| TASK GOAL |
Reproduce the RedCloth3 class documentation in full, word for word and with its line breaks intact.
-- start PAGE EXCERPT --
Class: RedCloth3

Inherits:
String show all
Defined in:
lib/redcloth3.rb

Overview

RedCloth

RedCloth is a Ruby library for converting Textile and/or Markdown into HTML. You can use either format, intermingled or separately. You can also extend RedCloth to honor your own custom text stylings.

RedCloth users are encouraged to use Textile if they are generating HTML and to use Markdown if others will be viewing the plain text.

What is Textile?

Textile is a simple formatting style for text documents, loosely based on some HTML conventions.

Sample Textile Text

h2. This is a title

h3. This is a subhead

This is a bit of paragraph.

bq. This is a blockquote.

Writing Textile

A Textile document consists of paragraphs. Paragraphs can be specially formatted by adding a small instruction to the beginning of the paragraph.

h[n].   Header of size [n].
bq.     Blockquote.
#       Numeric list.
*       Bulleted list.

Quick Phrase Modifiers

Quick phrase modifiers are also included, to allow formatting of small portions of text within a paragraph.

\_emphasis\_
\_\_italicized\_\_
\*strong\*
\*\*bold\*\*
??citation??
-deleted text-
+inserted text+
^superscript^
~subscript~
@code@
%(classname)span%

==notextile== (leave text alone)

Links

To make a hypertext link, put the link text in "quotation marks" followed immediately by a colon and the URL of the link.
-- end PAGE EXCERPT --
-- start SUPPLIED INFORMATION --
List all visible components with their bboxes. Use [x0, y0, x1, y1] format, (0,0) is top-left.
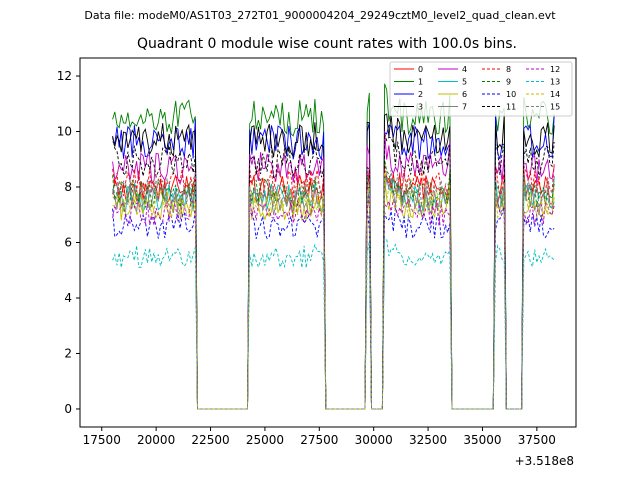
-- end SUPPLIED INFORMATION --
| WRITTEN RESPONSE |
Class: RedCloth3

Inherits:
String show all
Defined in:
lib/redcloth3.rb

Overview

RedCloth

RedCloth is a Ruby library for converting Textile and/or Markdown into HTML. You can use either format, intermingled or separately. You can also extend RedCloth to honor your own custom text stylings.

RedCloth users are encouraged to use Textile if they are generating HTML and to use Markdown if others will be viewing the plain text.

What is Textile?

Textile is a simple formatting style for text documents, loosely based on some HTML conventions.

Sample Textile Text

h2. This is a title

h3. This is a subhead

This is a bit of paragraph.

bq. This is a blockquote.

Writing Textile

A Textile document consists of paragraphs. Paragraphs can be specially formatted by adding a small instruction to the beginning of the paragraph.

h[n].   Header of size [n].
bq.     Blockquote.
#       Numeric list.
*       Bulleted list.

Quick Phrase Modifiers

Quick phrase modifiers are also included, to allow formatting of small portions of text within a paragraph.

\_emphasis\_
\_\_italicized\_\_
\*strong\*
\*\*bold\*\*
??citation??
-deleted text-
+inserted text+
^superscript^
~subscript~
@code@
%(classname)span%

==notextile== (leave text alone)

Links

To make a hypertext link, put the link text in "quotation marks" followed immediately by a colon and the URL of the link.